-------- Exercise materials

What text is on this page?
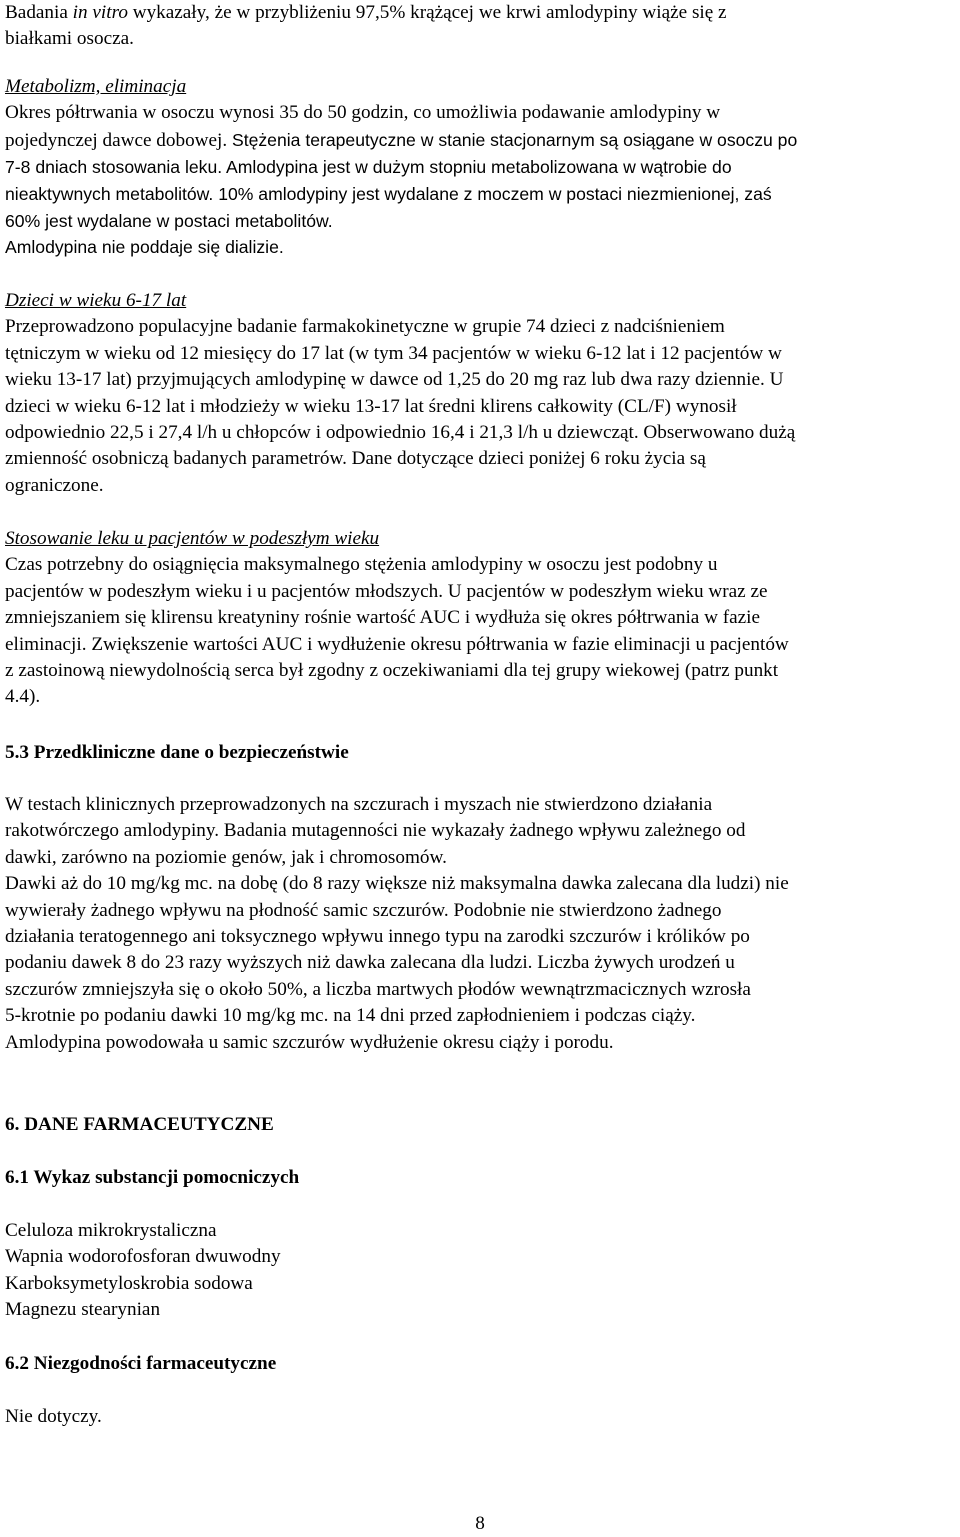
Badania in vitro wykazały, że w przybliżeniu 97,5% krążącej we krwi amlodypiny wiąże się z

białkami osocza.

Metabolizm, eliminacja

Okres półtrwania w osoczu wynosi 35 do 50 godzin, co umożliwia podawanie amlodypiny w

pojedynczej dawce dobowej. Stężenia terapeutyczne w stanie stacjonarnym są osiągane w osoczu po

7-8 dniach stosowania leku. Amlodypina jest w dużym stopniu metabolizowana w wątrobie do

nieaktywnych metabolitów. 10% amlodypiny jest wydalane z moczem w postaci niezmienionej, zaś

60% jest wydalane w postaci metabolitów.

Amlodypina nie poddaje się dializie.

Dzieci w wieku 6-17 lat

Przeprowadzono populacyjne badanie farmakokinetyczne w grupie 74 dzieci z nadciśnieniem

tętniczym w wieku od 12 miesięcy do 17 lat (w tym 34 pacjentów w wieku 6-12 lat i 12 pacjentów w

wieku 13-17 lat) przyjmujących amlodypinę w dawce od 1,25 do 20 mg raz lub dwa razy dziennie. U

dzieci w wieku 6-12 lat i młodzieży w wieku 13-17 lat średni klirens całkowity (CL/F) wynosił

odpowiednio 22,5 i 27,4 l/h u chłopców i odpowiednio 16,4 i 21,3 l/h u dziewcząt. Obserwowano dużą

zmienność osobniczą badanych parametrów. Dane dotyczące dzieci poniżej 6 roku życia są

ograniczone.

Stosowanie leku u pacjentów w podeszłym wieku

Czas potrzebny do osiągnięcia maksymalnego stężenia amlodypiny w osoczu jest podobny u

pacjentów w podeszłym wieku i u pacjentów młodszych. U pacjentów w podeszłym wieku wraz ze

zmniejszaniem się klirensu kreatyniny rośnie wartość AUC i wydłuża się okres półtrwania w fazie

eliminacji. Zwiększenie wartości AUC i wydłużenie okresu półtrwania w fazie eliminacji u pacjentów

z zastoinową niewydolnością serca był zgodny z oczekiwaniami dla tej grupy wiekowej (patrz punkt

4.4).

5.3 Przedkliniczne dane o bezpieczeństwie

W testach klinicznych przeprowadzonych na szczurach i myszach nie stwierdzono działania

rakotwórczego amlodypiny. Badania mutagenności nie wykazały żadnego wpływu zależnego od

dawki, zarówno na poziomie genów, jak i chromosomów.

Dawki aż do 10 mg/kg mc. na dobę (do 8 razy większe niż maksymalna dawka zalecana dla ludzi) nie

wywierały żadnego wpływu na płodność samic szczurów. Podobnie nie stwierdzono żadnego

działania teratogennego ani toksycznego wpływu innego typu na zarodki szczurów i królików po

podaniu dawek 8 do 23 razy wyższych niż dawka zalecana dla ludzi. Liczba żywych urodzeń u

szczurów zmniejszyła się o około 50%, a liczba martwych płodów wewnątrzmacicznych wzrosła

5-krotnie po podaniu dawki 10 mg/kg mc. na 14 dni przed zapłodnieniem i podczas ciąży.

Amlodypina powodowała u samic szczurów wydłużenie okresu ciąży i porodu.

6. DANE FARMACEUTYCZNE

6.1 Wykaz substancji pomocniczych

Celuloza mikrokrystaliczna

Wapnia wodorofosforan dwuwodny

Karboksymetyloskrobia sodowa

Magnezu stearynian

6.2 Niezgodności farmaceutyczne

Nie dotyczy.

8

----------------

#### Task prompt:
Report all lines of the data above that include the string "podeszłym".

#### Answer for this exercise:
Stosowanie leku u pacjentów w podeszłym wieku
pacjentów w podeszłym wieku i u pacjentów młodszych. U pacjentów w podeszłym wieku wraz ze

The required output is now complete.